(Dataset rows)
'''
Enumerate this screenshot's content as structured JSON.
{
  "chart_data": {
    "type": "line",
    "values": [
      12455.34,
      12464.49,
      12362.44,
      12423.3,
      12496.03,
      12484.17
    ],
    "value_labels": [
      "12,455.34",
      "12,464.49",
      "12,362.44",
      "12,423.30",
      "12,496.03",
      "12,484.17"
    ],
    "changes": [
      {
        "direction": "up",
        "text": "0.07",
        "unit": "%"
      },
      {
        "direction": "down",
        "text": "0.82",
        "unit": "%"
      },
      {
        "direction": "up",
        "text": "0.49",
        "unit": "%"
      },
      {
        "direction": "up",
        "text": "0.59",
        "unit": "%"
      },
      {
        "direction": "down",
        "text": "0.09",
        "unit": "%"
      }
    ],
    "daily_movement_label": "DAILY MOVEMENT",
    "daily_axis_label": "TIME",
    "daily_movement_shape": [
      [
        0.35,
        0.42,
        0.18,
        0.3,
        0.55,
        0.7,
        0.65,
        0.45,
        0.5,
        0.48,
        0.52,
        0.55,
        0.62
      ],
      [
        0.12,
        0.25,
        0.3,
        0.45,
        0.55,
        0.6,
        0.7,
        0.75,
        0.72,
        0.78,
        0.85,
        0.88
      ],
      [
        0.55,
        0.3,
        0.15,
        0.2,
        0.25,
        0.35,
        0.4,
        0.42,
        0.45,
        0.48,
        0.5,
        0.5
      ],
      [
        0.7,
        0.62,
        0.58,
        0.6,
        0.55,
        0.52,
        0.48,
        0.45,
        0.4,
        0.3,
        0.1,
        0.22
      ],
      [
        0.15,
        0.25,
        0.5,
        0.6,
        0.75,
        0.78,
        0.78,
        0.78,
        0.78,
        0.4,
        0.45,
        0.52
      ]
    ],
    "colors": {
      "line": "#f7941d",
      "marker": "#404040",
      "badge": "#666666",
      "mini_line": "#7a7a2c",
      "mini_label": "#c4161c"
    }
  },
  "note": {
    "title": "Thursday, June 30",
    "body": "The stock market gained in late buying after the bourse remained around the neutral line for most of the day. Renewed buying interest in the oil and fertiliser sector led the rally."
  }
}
'''
▶ EXERCISE DESCRIPTION
Your task is to quote the listing above word for word.

▶ RESPONSE
Enumerate this screenshot's content as structured JSON.
{
  "chart_data": {
    "type": "line",
    "values": [
      12455.34,
      12464.49,
      12362.44,
      12423.3,
      12496.03,
      12484.17
    ],
    "value_labels": [
      "12,455.34",
      "12,464.49",
      "12,362.44",
      "12,423.30",
      "12,496.03",
      "12,484.17"
    ],
    "changes": [
      {
        "direction": "up",
        "text": "0.07",
        "unit": "%"
      },
      {
        "direction": "down",
        "text": "0.82",
        "unit": "%"
      },
      {
        "direction": "up",
        "text": "0.49",
        "unit": "%"
      },
      {
        "direction": "up",
        "text": "0.59",
        "unit": "%"
      },
      {
        "direction": "down",
        "text": "0.09",
        "unit": "%"
      }
    ],
    "daily_movement_label": "DAILY MOVEMENT",
    "daily_axis_label": "TIME",
    "daily_movement_shape": [
      [
        0.35,
        0.42,
        0.18,
        0.3,
        0.55,
        0.7,
        0.65,
        0.45,
        0.5,
        0.48,
        0.52,
        0.55,
        0.62
      ],
      [
        0.12,
        0.25,
        0.3,
        0.45,
        0.55,
        0.6,
        0.7,
        0.75,
        0.72,
        0.78,
        0.85,
        0.88
      ],
      [
        0.55,
        0.3,
        0.15,
        0.2,
        0.25,
        0.35,
        0.4,
        0.42,
        0.45,
        0.48,
        0.5,
        0.5
      ],
      [
        0.7,
        0.62,
        0.58,
        0.6,
        0.55,
        0.52,
        0.48,
        0.45,
        0.4,
        0.3,
        0.1,
        0.22
      ],
      [
        0.15,
        0.25,
        0.5,
        0.6,
        0.75,
        0.78,
        0.78,
        0.78,
        0.78,
        0.4,
        0.45,
        0.52
      ]
    ],
    "colors": {
      "line": "#f7941d",
      "marker": "#404040",
      "badge": "#666666",
      "mini_line": "#7a7a2c",
      "mini_label": "#c4161c"
    }
  },
  "note": {
    "title": "Thursday, June 30",
    "body": "The stock market gained in late buying after the bourse remained around the neutral line for most of the day. Renewed buying interest in the oil and fertiliser sector led the rally."
  }
}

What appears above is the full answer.